> PROBLEM TO WORK ON
Once the pictures are set aside, transcribe the remaining data exactly.

> DATASET RECORDS
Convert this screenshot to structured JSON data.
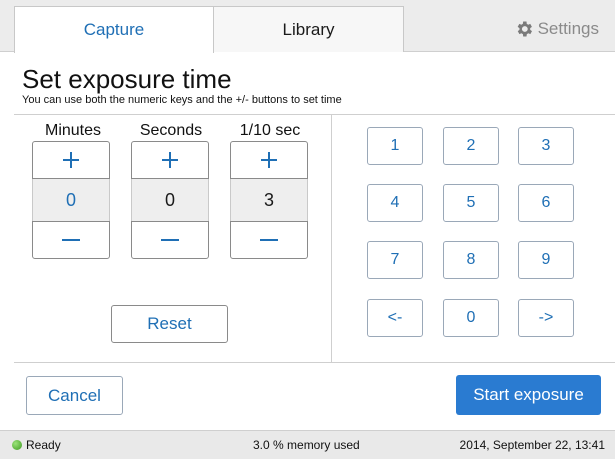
{
  "tabs": {
    "capture": "Capture",
    "library": "Library",
    "settings": "Settings"
  },
  "heading": {
    "title": "Set exposure time",
    "subtitle": "You can use both the numeric keys and the +/- buttons to set time"
  },
  "steppers": [
    {
      "label": "Minutes",
      "value": "0"
    },
    {
      "label": "Seconds",
      "value": "0"
    },
    {
      "label": "1/10 sec",
      "value": "3"
    }
  ],
  "reset_label": "Reset",
  "keypad": [
    "1",
    "2",
    "3",
    "4",
    "5",
    "6",
    "7",
    "8",
    "9",
    "<-",
    "0",
    "->"
  ],
  "actions": {
    "cancel": "Cancel",
    "start": "Start exposure"
  },
  "status": {
    "state": "Ready",
    "memory": "3.0 % memory used",
    "datetime": "2014, September 22, 13:41"
  },
  "colors": {
    "accent": "#1f6fb5",
    "primary_button": "#2a7bd1",
    "ready_indicator": "#3c9a1f"
  }
}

> SOLUTION
Convert this screenshot to structured JSON data.
{
  "tabs": {
    "capture": "Capture",
    "library": "Library",
    "settings": "Settings"
  },
  "heading": {
    "title": "Set exposure time",
    "subtitle": "You can use both the numeric keys and the +/- buttons to set time"
  },
  "steppers": [
    {
      "label": "Minutes",
      "value": "0"
    },
    {
      "label": "Seconds",
      "value": "0"
    },
    {
      "label": "1/10 sec",
      "value": "3"
    }
  ],
  "reset_label": "Reset",
  "keypad": [
    "1",
    "2",
    "3",
    "4",
    "5",
    "6",
    "7",
    "8",
    "9",
    "<-",
    "0",
    "->"
  ],
  "actions": {
    "cancel": "Cancel",
    "start": "Start exposure"
  },
  "status": {
    "state": "Ready",
    "memory": "3.0 % memory used",
    "datetime": "2014, September 22, 13:41"
  },
  "colors": {
    "accent": "#1f6fb5",
    "primary_button": "#2a7bd1",
    "ready_indicator": "#3c9a1f"
  }
}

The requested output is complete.